◆ **What is expected**
Carry on the text about restoring Telegraf plugin state from the point where it stops.

BEGIN Source extract

When starting Telegraf, the overall persisted Telegraf state will be restored, if statefile is set. To do so, the SetState() function is called with the deserialized state of the plugin. Please note that this function is called directly after the Init() function of your plugin. You need to make sure that the given state is what you expect using a type-assertion! Make sure this won't panic but rather return a meaningful error.

To assign the state to the correct plugin, Telegraf relies on a plugin ID. See the "State assignment" section for more details on the procedure and "Plugin Identifier" section for more details on ID generation.

State assignment

When restoring the state on loading, Telegraf needs to ensure that each plugin instance gets the correct state. To do so, a plugin ID is used. By default this ID is generated automatically for each plugin instance but can be overwritten if necessary (see Plugin Identifier).

State assignment needs to be able to handle multiple instances of the same plugin type correctly, e.g. if the user has configured multiple instances of your plugin with different server settings. Here, the state saved for foo.example.com needs to be restored to the plugin instance handling foo.example.com on next startup of Telegraf and should not end up at server bar.example.com. So the plugin identifier used for the assignment should be consistent over restarts of Telegraf.

In case plugin instances are added to the configuration between restarts, no state is restored for those instances. Furthermore, all states referencing plugin identifier that are no-longer valid are dropped and will be ignored. This can happen in case plugin instances are removed or changed in ID.

Plugin Identifier

As outlined above, the plugin identifier (plugin ID) is crucial when assigning states to plugin instances. By default, Telegraf will automatically generate an identifier for each plugin configured when starting up. The ID is consistent over restarts of Telegraf and is based on the entire configuration of the plugin. This means for each plugin instance, all settings in the configuration will be concatenated and hashed to derive the ID. The resulting ID will then be used in both save and restore operations making sure the state ends up in a plugin with exactly the same configuration that created the state.

END Source extract
BEGIN Data under study

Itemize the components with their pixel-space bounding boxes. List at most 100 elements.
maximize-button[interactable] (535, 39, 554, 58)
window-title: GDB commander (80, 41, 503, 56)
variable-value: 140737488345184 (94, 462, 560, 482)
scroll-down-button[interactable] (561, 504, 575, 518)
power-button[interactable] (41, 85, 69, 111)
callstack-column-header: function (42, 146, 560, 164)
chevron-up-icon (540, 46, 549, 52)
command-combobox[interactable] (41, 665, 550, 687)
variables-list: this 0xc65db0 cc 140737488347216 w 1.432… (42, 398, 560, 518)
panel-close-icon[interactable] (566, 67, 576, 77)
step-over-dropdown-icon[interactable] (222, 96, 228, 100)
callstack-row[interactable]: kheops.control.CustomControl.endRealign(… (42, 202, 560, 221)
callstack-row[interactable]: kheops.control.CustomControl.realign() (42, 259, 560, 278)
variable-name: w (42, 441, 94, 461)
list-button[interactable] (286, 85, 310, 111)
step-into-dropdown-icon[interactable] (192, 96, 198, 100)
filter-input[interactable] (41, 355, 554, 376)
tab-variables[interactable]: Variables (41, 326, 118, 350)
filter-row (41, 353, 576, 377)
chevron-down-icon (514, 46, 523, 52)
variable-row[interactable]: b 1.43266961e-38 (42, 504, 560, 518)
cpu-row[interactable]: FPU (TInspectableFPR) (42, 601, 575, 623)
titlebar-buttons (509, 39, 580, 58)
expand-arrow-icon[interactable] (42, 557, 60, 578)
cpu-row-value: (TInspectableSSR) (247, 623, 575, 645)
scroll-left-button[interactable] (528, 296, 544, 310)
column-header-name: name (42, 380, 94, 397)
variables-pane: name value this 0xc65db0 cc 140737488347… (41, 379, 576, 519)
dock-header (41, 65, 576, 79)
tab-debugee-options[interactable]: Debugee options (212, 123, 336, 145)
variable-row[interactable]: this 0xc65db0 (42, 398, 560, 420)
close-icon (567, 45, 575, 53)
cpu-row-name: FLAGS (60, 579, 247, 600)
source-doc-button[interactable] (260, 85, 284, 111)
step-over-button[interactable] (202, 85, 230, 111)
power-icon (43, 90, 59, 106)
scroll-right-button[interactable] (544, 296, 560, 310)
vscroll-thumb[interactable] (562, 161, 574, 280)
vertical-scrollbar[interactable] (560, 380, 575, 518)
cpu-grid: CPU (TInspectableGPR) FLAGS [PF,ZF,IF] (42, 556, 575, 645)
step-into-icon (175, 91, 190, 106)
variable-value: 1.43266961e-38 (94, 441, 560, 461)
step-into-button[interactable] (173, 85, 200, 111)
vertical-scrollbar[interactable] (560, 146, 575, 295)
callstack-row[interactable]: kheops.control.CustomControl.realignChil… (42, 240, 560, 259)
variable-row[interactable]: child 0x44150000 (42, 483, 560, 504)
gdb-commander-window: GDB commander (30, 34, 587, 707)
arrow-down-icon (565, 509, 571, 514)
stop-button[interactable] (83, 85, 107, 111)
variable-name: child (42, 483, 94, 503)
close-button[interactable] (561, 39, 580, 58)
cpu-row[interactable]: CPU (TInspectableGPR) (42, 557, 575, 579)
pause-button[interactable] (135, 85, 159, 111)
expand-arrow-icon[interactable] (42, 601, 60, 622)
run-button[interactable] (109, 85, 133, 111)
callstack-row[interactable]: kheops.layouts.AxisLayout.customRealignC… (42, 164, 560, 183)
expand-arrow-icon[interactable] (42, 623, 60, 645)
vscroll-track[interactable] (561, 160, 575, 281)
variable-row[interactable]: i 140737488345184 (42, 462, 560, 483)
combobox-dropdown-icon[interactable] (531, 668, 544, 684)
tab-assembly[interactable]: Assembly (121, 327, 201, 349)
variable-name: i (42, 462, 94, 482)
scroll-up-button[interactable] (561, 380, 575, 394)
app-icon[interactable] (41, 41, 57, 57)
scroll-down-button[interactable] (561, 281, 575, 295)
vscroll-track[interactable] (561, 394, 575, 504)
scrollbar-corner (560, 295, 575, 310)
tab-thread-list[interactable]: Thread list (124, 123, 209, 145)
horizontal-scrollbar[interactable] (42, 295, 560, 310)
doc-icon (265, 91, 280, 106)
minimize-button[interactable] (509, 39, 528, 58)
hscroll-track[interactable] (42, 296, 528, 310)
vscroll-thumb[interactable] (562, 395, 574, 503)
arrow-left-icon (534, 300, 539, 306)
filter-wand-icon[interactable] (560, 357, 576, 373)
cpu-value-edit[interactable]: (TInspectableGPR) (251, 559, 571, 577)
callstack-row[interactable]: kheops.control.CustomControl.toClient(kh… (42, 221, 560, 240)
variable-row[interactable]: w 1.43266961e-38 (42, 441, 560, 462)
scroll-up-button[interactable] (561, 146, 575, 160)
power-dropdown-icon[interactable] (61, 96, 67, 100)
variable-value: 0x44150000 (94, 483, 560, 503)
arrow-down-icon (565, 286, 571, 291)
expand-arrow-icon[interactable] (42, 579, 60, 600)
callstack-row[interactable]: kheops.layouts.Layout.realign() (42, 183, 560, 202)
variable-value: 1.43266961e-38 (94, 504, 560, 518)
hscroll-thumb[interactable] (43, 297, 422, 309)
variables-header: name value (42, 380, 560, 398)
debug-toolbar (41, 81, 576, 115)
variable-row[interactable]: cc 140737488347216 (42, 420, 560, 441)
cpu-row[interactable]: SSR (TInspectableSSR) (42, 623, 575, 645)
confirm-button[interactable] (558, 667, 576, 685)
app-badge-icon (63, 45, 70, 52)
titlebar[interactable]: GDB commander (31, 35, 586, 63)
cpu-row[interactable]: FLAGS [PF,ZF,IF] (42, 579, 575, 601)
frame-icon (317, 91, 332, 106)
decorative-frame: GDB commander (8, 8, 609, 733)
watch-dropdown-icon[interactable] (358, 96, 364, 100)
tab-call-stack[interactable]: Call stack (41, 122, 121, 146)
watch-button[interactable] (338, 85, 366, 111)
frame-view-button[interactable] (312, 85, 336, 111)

END Data under study

◆ **Task response**
However, this also means that the plugin identifier is changing whenever any of the configuration setting is changed! For example if your plugin is defined as

type MyPlugin struct {
    Server  string          `toml:"server"`
    Token   string          `toml:"token"`
    Timeout config.Duration `toml:"timeout"`

    offset int
}

with offset being your state, the plugin ID will change if a user changes the timeout setting in the configuration file. As a consequence the state cannot be restored. This might be undesirable for your plugin, therefore you can overwrite the ID generation by implementing the PluginWithID interface (see plugin.go). This interface defines a ID() string function returning the identifier o the current plugin instance. When implementing this function you should take the following criteria into account:

  1. The identifier has to be unique for your plugin instance (not only for the plugin type) to make sure the state is assigned to the correct instance.
  2. The identifier has to be consistent across startups/restarts of Telegraf as otherwise the state cannot be restored. Make sure the order of configuration settings doesn't matter.
  3. Make sure to include all settings relevant for state assignment. In the example above, the plugin's token setting might or might not be relevant to identify the plugin instance.
  4. Make sure to leave out all settings irrelevant for state assignment. In the example above, the plugin's timeout setting likely is not relevant for the state and can be left out.

Which settings are relevant for the state are plugin specific. For example, if the offset is a property of the server the token setting is irrelevant. However, if the offset is specific for a certain user suddenly the token setting is relevant.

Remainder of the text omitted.